____ BRANO DI TESTO

San Giovanni Crisostomo, il più grande predicatore della Chiesa

Oggi, 13 settembre, la Chiesa ci propone di celebrare san Giovanni Crisostomo, Vescovo e Dottore della Chiesa. “Crisostomo”, dal greco letteralmente “bocca d’oro”, fu il soprannome che si guadagnò per la sua eloquenza nel parlare, oggi infatti è considerato il patrono dei predicatori. Nato ad Antiochia in una data non precisabile tra il 344 e il 354 (probabilmente nel 349), Giovanni fu educato dalla madre, santa Antusa, e studiò retorica sotto la direzione del celebre retore greco Libanio. Pare che quest’ultimo lo volesse come suo successore, tanto da rispondere a chi gli chiedeva chi avrebbe preso il suo posto: «Giovanni, se i cristiani non me lo avessero rubato!».

Una volta che ebbe ricevuto il battesimo, Giovanni frequentò la cerchia di Diodoro, futuro Vescovo di Tarso: nel gruppo di discepoli che si radunavano attorno a costui imparò a leggere le Scritture secondo il metodo antiocheno, ovvero molto fedele alla spiegazione letterale del testo biblico e alieno da ogni allegorismo. Dopo la morte di sua madre, si ritirò nel deserto dove trascorse circa sei anni, gli ultimi due in un ritiro solitario in una grotta sul monte Silvio, nei pressi di Antiochia. In seguito fu richiamato ad Antiochia e venne ordinato diacono dal Vescovo Melezio nel 381 e, cinque anni più tardi, presbitero dal Vescovo Flaviano, che gli fu maestro. Fu allora che iniziò a distinguersi per la sua predicazione, la sua oratoria, la sua vasta cultura e saldezza nella fede.

Iniziarono così anni di intensa predicazione. Le esortazioni di Giovanni si traduceva sovente in ammonimenti morali: prendeva di mira la passione per gli spettacoli che fomentava i cristiani di Antiochia, oppure la rilassatezza dei costumi. Con grande zelo esortava a radicare la propria vita nella conoscenza delle Scritture, esortava tutti a vivere un’intensa vita spirituale, a praticare la carità nella cura sollecita per il «sacramento del fratello»: «È un errore mostruoso credere che il monaco debba condurre una vita più perfetta, mentre gli altri potrebbero fare a meno di preoccuparsene […]. Laici e monaci devono giungere a un’identica perfezione» (Contro gli oppositori della vita monastica 3,14).

Nel 397 Giovanni fu chiamato a Costantinopoli quale successore del Patriarca Nettario. Come spiega padre Ángel Amo, nella capitale dell’impero d’Oriente «intraprese immediatamente un’attività pastorale e organizzativa che suscitò in parti uguali ammirazione e perplessità: evangelizzazione nei campi, fondazione di ospedali, processioni anti-ariane sotto la protezione della polizia imperiale, sermoni accesi in cui rimproverava i vizi e la tiepidezza, severe esortazioni ai monaci pigri e agli ecclesiastici troppo amanti della ricchezza. I sermoni di Giovanni duravano più di due ore, ma il dotto patriarca sapeva usare con grande abilità tutte le risorse dell’oratoria, non per lusingare l’orecchio dei suoi ascoltatori, ma per istruire, correggere, rimproverare».

________
____ DATI FORNITI

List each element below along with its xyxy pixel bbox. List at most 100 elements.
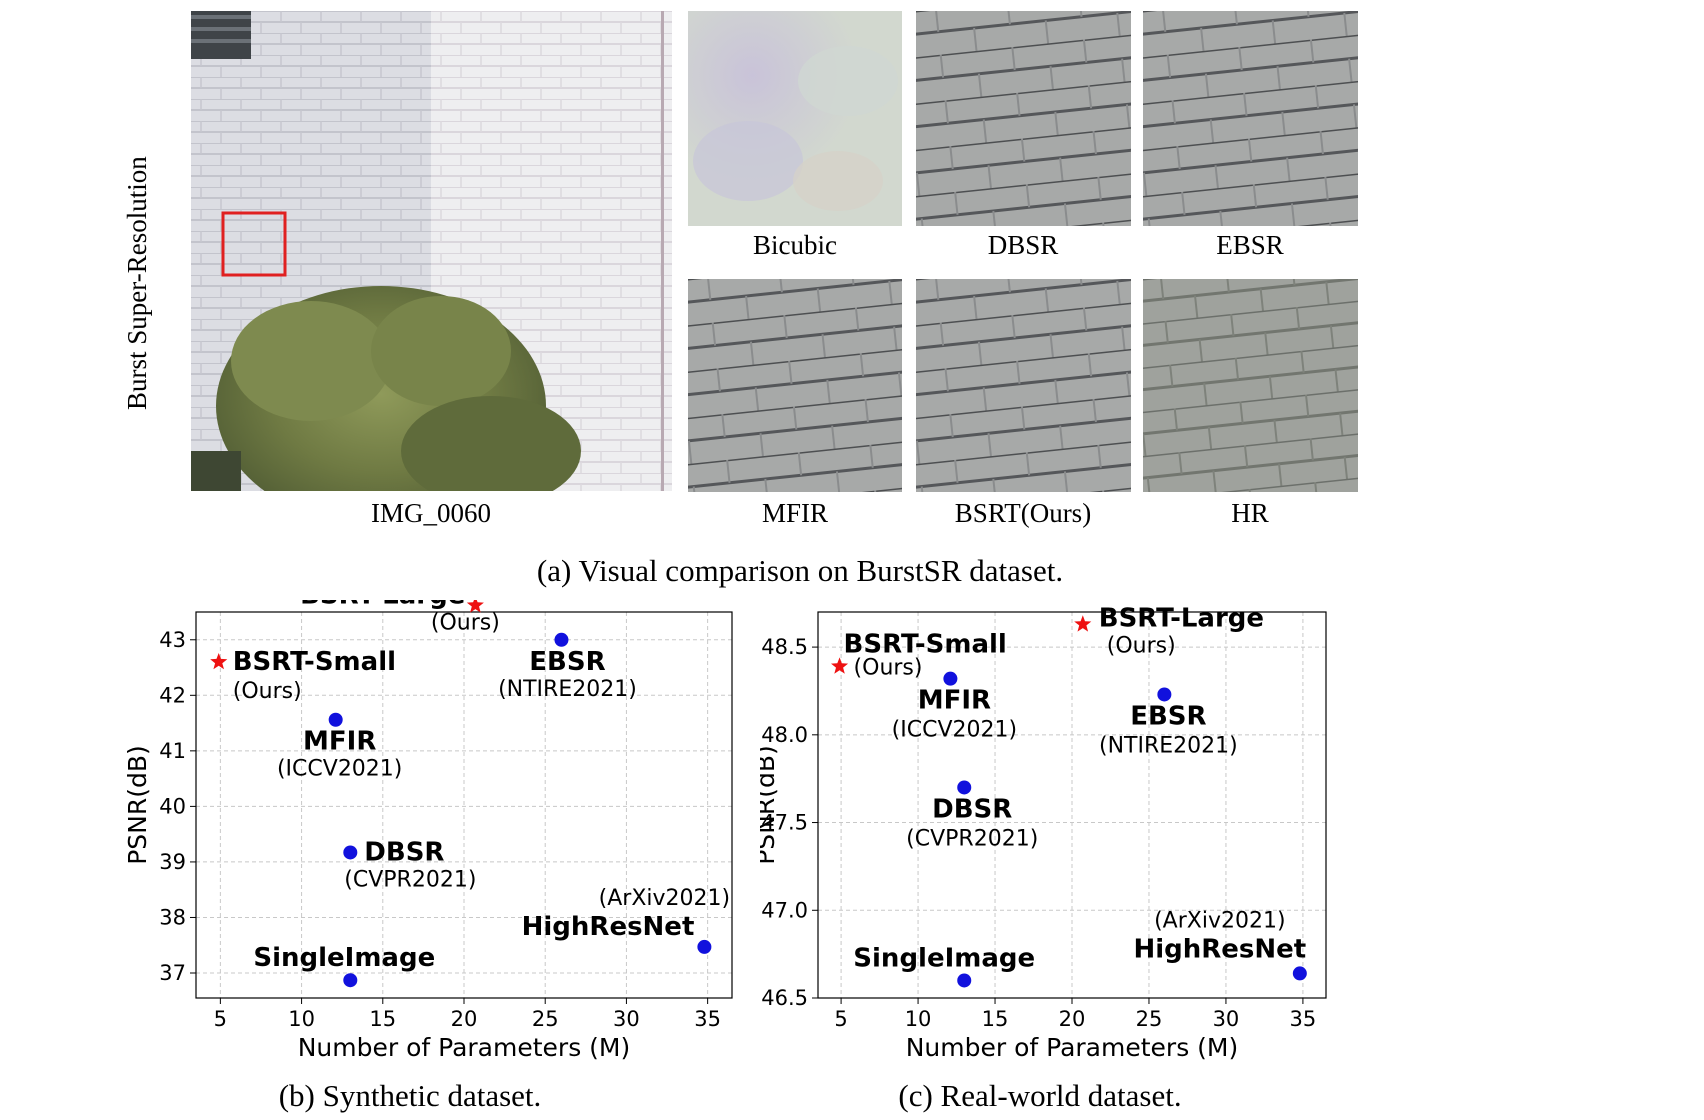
point-ebsr xyxy=(1157,687,1172,702)
crop-mfir xyxy=(688,279,902,492)
point-label-ebsr: EBSR xyxy=(1130,701,1206,731)
point-venue-bsrt-small: (Ours) xyxy=(233,679,302,704)
x-tick-label: 10 xyxy=(288,1007,315,1031)
x-tick-label: 25 xyxy=(532,1007,559,1031)
main-image xyxy=(191,11,672,491)
caption-a: (a) Visual comparison on BurstSR dataset… xyxy=(536,553,1064,588)
point-venue-bsrt-large: (Ours) xyxy=(431,610,500,635)
x-tick-label: 5 xyxy=(834,1007,847,1031)
y-tick-label: 48.0 xyxy=(761,723,808,747)
crop-mfir-graphic xyxy=(688,279,902,492)
crop-label-mfir: MFIR xyxy=(761,498,829,528)
point-mfir xyxy=(328,712,343,727)
crop-ebsr-graphic xyxy=(1143,11,1358,226)
y-tick-label: 46.5 xyxy=(761,986,808,1010)
point-venue-mfir: (ICCV2021) xyxy=(892,718,1017,743)
x-tick-label: 20 xyxy=(451,1007,478,1031)
crop-box xyxy=(221,211,287,277)
row-label: Burst Super-Resolution xyxy=(122,156,152,410)
main-image-graphic xyxy=(191,11,672,491)
caption-c: (c) Real-world dataset. xyxy=(898,1078,1182,1113)
point-venue-bsrt-large: (Ours) xyxy=(1107,633,1176,658)
point-mfir xyxy=(943,671,958,686)
point-venue-highresnet: (ArXiv2021) xyxy=(599,886,730,911)
crop-bsrt-graphic xyxy=(916,279,1131,492)
point-bsrt-small xyxy=(831,657,849,674)
crop-label-ebsr: EBSR xyxy=(1216,230,1284,260)
point-venue-highresnet: (ArXiv2021) xyxy=(1154,908,1285,933)
crop-dbsr xyxy=(916,11,1131,226)
crop-bicubic xyxy=(688,11,902,226)
plot-area: 5 10 15 20 25 30 35 46.5 47.0 47.5 48.0 48.5 Number … xyxy=(760,603,1327,1062)
x-tick-label: 35 xyxy=(694,1007,721,1031)
crop-label-hr: HR xyxy=(1231,498,1269,528)
x-axis-label: Number of Parameters (M) xyxy=(906,1033,1239,1062)
crop-label-bsrt: BSRT(Ours) xyxy=(954,498,1092,528)
crop-bsrt xyxy=(916,279,1131,492)
y-tick-label: 40 xyxy=(159,794,186,818)
point-venue-ebsr: (NTIRE2021) xyxy=(1099,733,1238,758)
point-label-bsrt-small: BSRT-Small xyxy=(233,647,396,677)
point-dbsr xyxy=(343,845,358,860)
x-tick-label: 25 xyxy=(1136,1007,1163,1031)
crop-label-dbsr: DBSR xyxy=(987,230,1059,260)
point-label-highresnet: HighResNet xyxy=(522,912,695,942)
point-singleimage xyxy=(957,973,972,988)
y-tick-label: 39 xyxy=(159,850,186,874)
y-tick-label: 42 xyxy=(159,683,186,707)
x-axis-label: Number of Parameters (M) xyxy=(298,1033,631,1062)
chart-real-world: 5 10 15 20 25 30 35 46.5 47.0 47.5 48.0 48.5 Number … xyxy=(760,603,1327,1062)
y-tick-label: 37 xyxy=(159,961,186,985)
crop-label-bicubic: Bicubic xyxy=(753,230,837,260)
x-tick-label: 20 xyxy=(1059,1007,1086,1031)
point-label-bsrt-small: BSRT-Small xyxy=(844,629,1007,659)
point-venue-mfir: (ICCV2021) xyxy=(277,757,402,782)
y-tick-label: 41 xyxy=(159,739,186,763)
x-tick-label: 10 xyxy=(905,1007,932,1031)
x-tick-label: 30 xyxy=(613,1007,640,1031)
y-tick-label: 43 xyxy=(159,628,186,652)
point-bsrt-small xyxy=(210,653,228,670)
y-tick-label: 48.5 xyxy=(761,635,808,659)
x-tick-label: 30 xyxy=(1213,1007,1240,1031)
plot-area: 5 10 15 20 25 30 35 37 38 39 40 41 42 43 Number of Par… xyxy=(123,600,733,1062)
point-venue-ebsr: (NTIRE2021) xyxy=(498,677,637,702)
crop-bicubic-graphic xyxy=(688,11,902,226)
point-label-mfir: MFIR xyxy=(303,727,376,757)
point-bsrt-large xyxy=(466,600,484,613)
point-highresnet xyxy=(1292,966,1307,981)
point-ebsr xyxy=(554,632,569,647)
point-label-singleimage: SingleImage xyxy=(853,943,1035,973)
x-tick-label: 15 xyxy=(982,1007,1009,1031)
crop-hr-graphic xyxy=(1143,279,1358,492)
x-tick-label: 35 xyxy=(1290,1007,1317,1031)
point-label-singleimage: SingleImage xyxy=(253,943,435,973)
x-tick-label: 5 xyxy=(214,1007,227,1031)
caption-b: (b) Synthetic dataset. xyxy=(278,1078,542,1113)
point-label-bsrt-large: BSRT-Large xyxy=(1099,603,1264,633)
point-dbsr xyxy=(957,780,972,795)
crop-dbsr-graphic xyxy=(916,11,1131,226)
point-bsrt-large xyxy=(1074,615,1092,632)
chart-synthetic: 5 10 15 20 25 30 35 37 38 39 40 41 42 43 Number of Par… xyxy=(123,600,733,1062)
y-axis-label: PSNR(dB) xyxy=(760,745,780,865)
point-label-mfir: MFIR xyxy=(918,686,991,716)
point-label-highresnet: HighResNet xyxy=(1133,934,1306,964)
crop-hr xyxy=(1143,279,1358,492)
point-venue-dbsr: (CVPR2021) xyxy=(906,826,1038,851)
point-venue-dbsr: (CVPR2021) xyxy=(344,867,476,892)
point-label-dbsr: DBSR xyxy=(932,794,1012,824)
y-tick-label: 47.0 xyxy=(761,898,808,922)
x-tick-label: 15 xyxy=(369,1007,396,1031)
y-axis-label: PSNR(dB) xyxy=(123,745,152,865)
point-highresnet xyxy=(697,939,712,954)
point-venue-bsrt-small: (Ours) xyxy=(854,655,923,680)
main-image-label: IMG_0060 xyxy=(371,498,491,528)
crop-ebsr xyxy=(1143,11,1358,226)
y-tick-label: 47.5 xyxy=(761,811,808,835)
y-tick-label: 38 xyxy=(159,905,186,929)
point-singleimage xyxy=(343,973,358,988)
point-label-dbsr: DBSR xyxy=(364,837,444,867)
point-label-bsrt-large: BSRT-Large xyxy=(300,600,465,610)
point-label-ebsr: EBSR xyxy=(529,647,605,677)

________

CONSEGNA 1 ::
Traduca in inglese la seguente frase del brano su san Giovanni Crisostomo: «Dopo la morte di sua madre, si ritirò nel deserto dove trascorse circa sei anni, gli ultimi due in un ritiro solitario in una grotta sul monte Silvio, nei pressi di Antiochia.»
CONSEGNA 2 ::
Secondo il brano su san Giovanni Crisostomo, da chi fu ordinato diacono Giovanni nel 381?
CONSEGNA 3 ::
Riscriva in forma di elenco puntato il paragrafo del brano su san Giovanni Crisostomo che inizia con «Nel 397 Giovanni fu chiamato», conservandone i fatti principali.
Le righe non hanno alcun legame con il brano.

RISULTATO CORRETTO 1 ::
After his mother's death, he withdrew into the desert, where he spent about six years, the last two in solitary retreat in a cave on Mount Silvio, near Antioch.

RISULTATO CORRETTO 2 ::
Dal Vescovo Melezio.

RISULTATO CORRETTO 3 ::
- Nel 397 Giovanni fu chiamato a Costantinopoli come successore del Patriarca Nettario.
- Secondo padre Ángel Amo, avviò subito un'attività pastorale e organizzativa che suscitò in parti uguali ammirazione e perplessità:
  - evangelizzazione nei campi;
  - fondazione di ospedali;
  - processioni anti-ariane sotto la protezione della polizia imperiale;
  - sermoni accesi contro i vizi e la tiepidezza;
  - severe esortazioni ai monaci pigri e agli ecclesiastici troppo amanti della ricchezza.
- I suoi sermoni duravano più di due ore. Egli usava con grande abilità le risorse dell'oratoria non per lusingare gli ascoltatori, ma per istruire, correggere e rimproverare.